Set task:
Copy each line below without leaving any out.

(Data listing)
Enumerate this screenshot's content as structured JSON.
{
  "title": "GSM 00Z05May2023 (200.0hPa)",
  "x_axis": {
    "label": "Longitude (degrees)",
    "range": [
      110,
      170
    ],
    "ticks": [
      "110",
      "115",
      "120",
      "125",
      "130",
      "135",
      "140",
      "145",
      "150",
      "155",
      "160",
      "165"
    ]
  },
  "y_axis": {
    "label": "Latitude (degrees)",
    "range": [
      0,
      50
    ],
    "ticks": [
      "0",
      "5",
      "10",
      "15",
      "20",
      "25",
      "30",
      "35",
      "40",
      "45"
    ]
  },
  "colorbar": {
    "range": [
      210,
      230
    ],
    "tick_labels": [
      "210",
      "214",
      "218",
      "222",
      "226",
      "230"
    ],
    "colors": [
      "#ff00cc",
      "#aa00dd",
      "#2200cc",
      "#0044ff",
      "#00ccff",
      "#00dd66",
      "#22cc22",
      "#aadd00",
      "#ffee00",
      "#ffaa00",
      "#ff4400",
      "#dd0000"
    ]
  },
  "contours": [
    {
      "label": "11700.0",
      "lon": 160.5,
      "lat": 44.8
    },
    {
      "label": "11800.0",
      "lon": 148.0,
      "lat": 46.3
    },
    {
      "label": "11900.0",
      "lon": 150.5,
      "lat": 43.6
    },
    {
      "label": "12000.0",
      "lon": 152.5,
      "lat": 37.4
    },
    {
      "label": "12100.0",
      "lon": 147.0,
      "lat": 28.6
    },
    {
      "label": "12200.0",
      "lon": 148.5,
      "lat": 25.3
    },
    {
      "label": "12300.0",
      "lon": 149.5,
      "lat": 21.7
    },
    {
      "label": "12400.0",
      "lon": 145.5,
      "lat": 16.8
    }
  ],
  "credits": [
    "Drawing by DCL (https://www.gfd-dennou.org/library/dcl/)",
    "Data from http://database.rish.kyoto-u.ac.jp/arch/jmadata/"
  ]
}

Reply:
Enumerate this screenshot's content as structured JSON.
{
  "title": "GSM 00Z05May2023 (200.0hPa)",
  "x_axis": {
    "label": "Longitude (degrees)",
    "range": [
      110,
      170
    ],
    "ticks": [
      "110",
      "115",
      "120",
      "125",
      "130",
      "135",
      "140",
      "145",
      "150",
      "155",
      "160",
      "165"
    ]
  },
  "y_axis": {
    "label": "Latitude (degrees)",
    "range": [
      0,
      50
    ],
    "ticks": [
      "0",
      "5",
      "10",
      "15",
      "20",
      "25",
      "30",
      "35",
      "40",
      "45"
    ]
  },
  "colorbar": {
    "range": [
      210,
      230
    ],
    "tick_labels": [
      "210",
      "214",
      "218",
      "222",
      "226",
      "230"
    ],
    "colors": [
      "#ff00cc",
      "#aa00dd",
      "#2200cc",
      "#0044ff",
      "#00ccff",
      "#00dd66",
      "#22cc22",
      "#aadd00",
      "#ffee00",
      "#ffaa00",
      "#ff4400",
      "#dd0000"
    ]
  },
  "contours": [
    {
      "label": "11700.0",
      "lon": 160.5,
      "lat": 44.8
    },
    {
      "label": "11800.0",
      "lon": 148.0,
      "lat": 46.3
    },
    {
      "label": "11900.0",
      "lon": 150.5,
      "lat": 43.6
    },
    {
      "label": "12000.0",
      "lon": 152.5,
      "lat": 37.4
    },
    {
      "label": "12100.0",
      "lon": 147.0,
      "lat": 28.6
    },
    {
      "label": "12200.0",
      "lon": 148.5,
      "lat": 25.3
    },
    {
      "label": "12300.0",
      "lon": 149.5,
      "lat": 21.7
    },
    {
      "label": "12400.0",
      "lon": 145.5,
      "lat": 16.8
    }
  ],
  "credits": [
    "Drawing by DCL (https://www.gfd-dennou.org/library/dcl/)",
    "Data from http://database.rish.kyoto-u.ac.jp/arch/jmadata/"
  ]
}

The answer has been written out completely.